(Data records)

Start

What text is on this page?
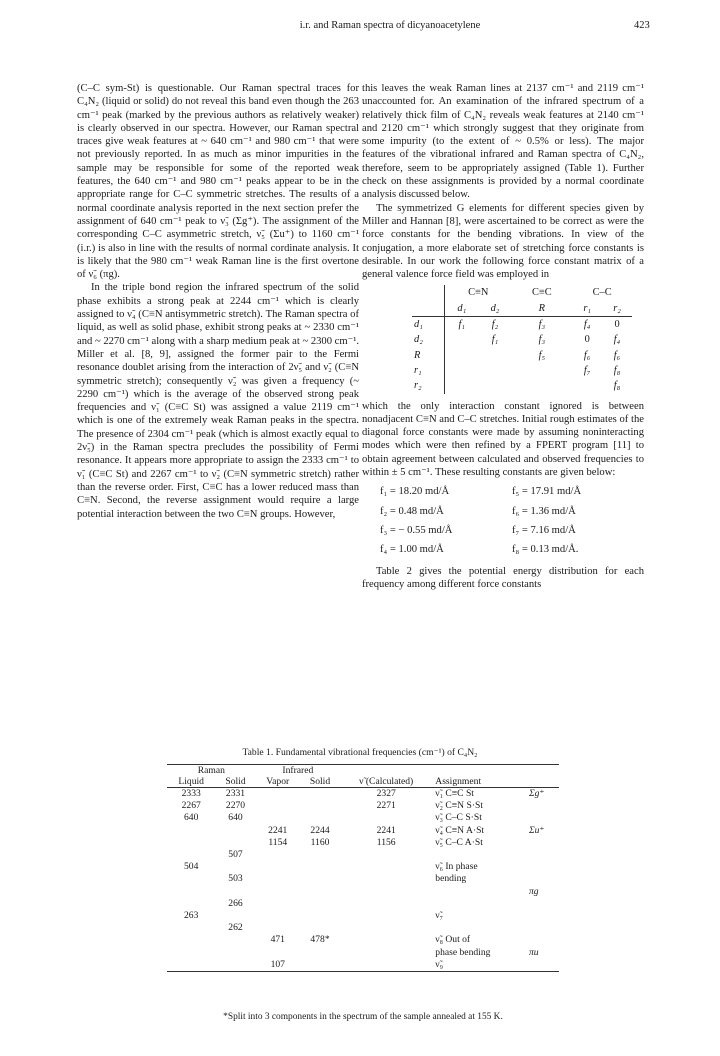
i.r. and Raman spectra of dicyanoacetylene	423

(C–C sym-St) is questionable. Our Raman spectral traces for C₄N₂ (liquid or solid) do not reveal this band even though the 263 cm⁻¹ peak (marked by the previous authors as relatively weaker) is clearly observed in our spectra. However, our Raman spectral traces give weak features at ~ 640 cm⁻¹ and 980 cm⁻¹ that were not previously reported. In as much as minor impurities in the sample may be responsible for some of the reported weak features, the 640 cm⁻¹ and 980 cm⁻¹ peaks appear to be in the appropriate range for C–C symmetric stretches. The results of a normal coordinate analysis reported in the next section prefer the assignment of 640 cm⁻¹ peak to ν̃₃ (Σg⁺). The assignment of the corresponding C–C asymmetric stretch, ν̃₅ (Σu⁺) to 1160 cm⁻¹ (i.r.) is also in line with the results of normal cordinate analysis. It is likely that the 980 cm⁻¹ weak Raman line is the first overtone of ν̃₆ (πg).

In the triple bond region the infrared spectrum of the solid phase exhibits a strong peak at 2244 cm⁻¹ which is clearly assigned to ν̃₄ (C≡N antisymmetric stretch). The Raman spectra of liquid, as well as solid phase, exhibit strong peaks at ~ 2330 cm⁻¹ and ~ 2270 cm⁻¹ along with a sharp medium peak at ~ 2300 cm⁻¹. Miller et al. [8, 9], assigned the former pair to the Fermi resonance doublet arising from the interaction of 2ν̃₅ and ν̃₂ (C≡N symmetric stretch); consequently ν̃₂ was given a frequency (~ 2290 cm⁻¹) which is the average of the observed strong peak frequencies and ν̃₁ (C≡C St) was assigned a value 2119 cm⁻¹ which is one of the extremely weak Raman peaks in the spectra. The presence of 2304 cm⁻¹ peak (which is almost exactly equal to 2ν̃₅) in the Raman spectra precludes the possibility of Fermi resonance. It appears more appropriate to assign the 2333 cm⁻¹ to ν̃₁ (C≡C St) and 2267 cm⁻¹ to ν̃₂ (C≡N symmetric stretch) rather than the reverse order. First, C≡C has a lower reduced mass than C≡N. Second, the reverse assignment would require a large potential interaction between the two C≡N groups. However,

this leaves the weak Raman lines at 2137 cm⁻¹ and 2119 cm⁻¹ unaccounted for. An examination of the infrared spectrum of a relatively thick film of C₄N₂ reveals weak features at 2140 cm⁻¹ and 2120 cm⁻¹ which strongly suggest that they originate from some impurity (to the extent of ~ 0.5% or less). The major features of the vibrational infrared and Raman spectra of C₄N₂, therefore, seem to be appropriately assigned (Table 1). Further check on these assignments is provided by a normal coordinate analysis discussed below.

The symmetrized G elements for different species given by Miller and Hannan [8], were ascertained to be correct as were the force constants for the bending vibrations. In view of the conjugation, a more elaborate set of stretching force constants is desirable. In our work the following force constant matrix of a general valence force field was employed in

	C≡N		C≡C	C–C	
	d₁	d₂	R	r₁	r₂
d₁	f₁	f₂	f₃	f₄	0
d₂		f₁	f₃	0	f₄
R			f₅	f₆	f₆
r₁				f₇	f₈
r₂					f₈

which the only interaction constant ignored is between nonadjacent C≡N and C–C stretches. Initial rough estimates of the diagonal force constants were made by assuming noninteracting modes which were then refined by a FPERT program [11] to obtain agreement between calculated and observed frequencies to within ± 5 cm⁻¹. These resulting constants are given below:

f₁ = 18.20 md/Å	f₅ = 17.91 md/Å
f₂ = 0.48 md/Å	f₆ = 1.36 md/Å
f₃ = − 0.55 md/Å	f₇ = 7.16 md/Å
f₄ = 1.00 md/Å	f₈ = 0.13 md/Å.

Table 2 gives the potential energy distribution for each frequency among different force constants

Table 1. Fundamental vibrational frequencies (cm⁻¹) of C₄N₂
Raman		Infrared				
Liquid	Solid	Vapor	Solid	ν̃ (Calculated)	Assignment	
2333	2331			2327	ν̃₁ C≡C St	Σg⁺
2267	2270			2271	ν̃₂ C≡N S·St	
640	640				ν̃₃ C–C S·St	
		2241	2244	2241	ν̃₄ C≡N A·St	Σu⁺
		1154	1160	1156	ν̃₅ C–C A·St	
	507					
504					ν̃₆ In phase	
	503				bending	
						πg
	266					
263					ν̃₇	
	262					
		471	478*		ν̃₈ Out of	
					phase bending	πu
		107			ν̃₉	
*Split into 3 components in the spectrum of the sample annealed at 155 K.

End

Output all of the entries verbatim, leaving out any images.

[RESULT FOR THIS EXERCISE]:
What text is on this page?
i.r. and Raman spectra of dicyanoacetylene	423

(C–C sym-St) is questionable. Our Raman spectral traces for C₄N₂ (liquid or solid) do not reveal this band even though the 263 cm⁻¹ peak (marked by the previous authors as relatively weaker) is clearly observed in our spectra. However, our Raman spectral traces give weak features at ~ 640 cm⁻¹ and 980 cm⁻¹ that were not previously reported. In as much as minor impurities in the sample may be responsible for some of the reported weak features, the 640 cm⁻¹ and 980 cm⁻¹ peaks appear to be in the appropriate range for C–C symmetric stretches. The results of a normal coordinate analysis reported in the next section prefer the assignment of 640 cm⁻¹ peak to ν̃₃ (Σg⁺). The assignment of the corresponding C–C asymmetric stretch, ν̃₅ (Σu⁺) to 1160 cm⁻¹ (i.r.) is also in line with the results of normal cordinate analysis. It is likely that the 980 cm⁻¹ weak Raman line is the first overtone of ν̃₆ (πg).

In the triple bond region the infrared spectrum of the solid phase exhibits a strong peak at 2244 cm⁻¹ which is clearly assigned to ν̃₄ (C≡N antisymmetric stretch). The Raman spectra of liquid, as well as solid phase, exhibit strong peaks at ~ 2330 cm⁻¹ and ~ 2270 cm⁻¹ along with a sharp medium peak at ~ 2300 cm⁻¹. Miller et al. [8, 9], assigned the former pair to the Fermi resonance doublet arising from the interaction of 2ν̃₅ and ν̃₂ (C≡N symmetric stretch); consequently ν̃₂ was given a frequency (~ 2290 cm⁻¹) which is the average of the observed strong peak frequencies and ν̃₁ (C≡C St) was assigned a value 2119 cm⁻¹ which is one of the extremely weak Raman peaks in the spectra. The presence of 2304 cm⁻¹ peak (which is almost exactly equal to 2ν̃₅) in the Raman spectra precludes the possibility of Fermi resonance. It appears more appropriate to assign the 2333 cm⁻¹ to ν̃₁ (C≡C St) and 2267 cm⁻¹ to ν̃₂ (C≡N symmetric stretch) rather than the reverse order. First, C≡C has a lower reduced mass than C≡N. Second, the reverse assignment would require a large potential interaction between the two C≡N groups. However,

this leaves the weak Raman lines at 2137 cm⁻¹ and 2119 cm⁻¹ unaccounted for. An examination of the infrared spectrum of a relatively thick film of C₄N₂ reveals weak features at 2140 cm⁻¹ and 2120 cm⁻¹ which strongly suggest that they originate from some impurity (to the extent of ~ 0.5% or less). The major features of the vibrational infrared and Raman spectra of C₄N₂, therefore, seem to be appropriately assigned (Table 1). Further check on these assignments is provided by a normal coordinate analysis discussed below.

The symmetrized G elements for different species given by Miller and Hannan [8], were ascertained to be correct as were the force constants for the bending vibrations. In view of the conjugation, a more elaborate set of stretching force constants is desirable. In our work the following force constant matrix of a general valence force field was employed in

	C≡N		C≡C	C–C	
	d₁	d₂	R	r₁	r₂
d₁	f₁	f₂	f₃	f₄	0
d₂		f₁	f₃	0	f₄
R			f₅	f₆	f₆
r₁				f₇	f₈
r₂					f₈

which the only interaction constant ignored is between nonadjacent C≡N and C–C stretches. Initial rough estimates of the diagonal force constants were made by assuming noninteracting modes which were then refined by a FPERT program [11] to obtain agreement between calculated and observed frequencies to within ± 5 cm⁻¹. These resulting constants are given below:

f₁ = 18.20 md/Å	f₅ = 17.91 md/Å
f₂ = 0.48 md/Å	f₆ = 1.36 md/Å
f₃ = − 0.55 md/Å	f₇ = 7.16 md/Å
f₄ = 1.00 md/Å	f₈ = 0.13 md/Å.

Table 2 gives the potential energy distribution for each frequency among different force constants

Table 1. Fundamental vibrational frequencies (cm⁻¹) of C₄N₂
Raman		Infrared				
Liquid	Solid	Vapor	Solid	ν̃ (Calculated)	Assignment	
2333	2331			2327	ν̃₁ C≡C St	Σg⁺
2267	2270			2271	ν̃₂ C≡N S·St	
640	640				ν̃₃ C–C S·St	
		2241	2244	2241	ν̃₄ C≡N A·St	Σu⁺
		1154	1160	1156	ν̃₅ C–C A·St	
	507					
504					ν̃₆ In phase	
	503				bending	
						πg
	266					
263					ν̃₇	
	262					
		471	478*		ν̃₈ Out of	
					phase bending	πu
		107			ν̃₉	
*Split into 3 components in the spectrum of the sample annealed at 155 K.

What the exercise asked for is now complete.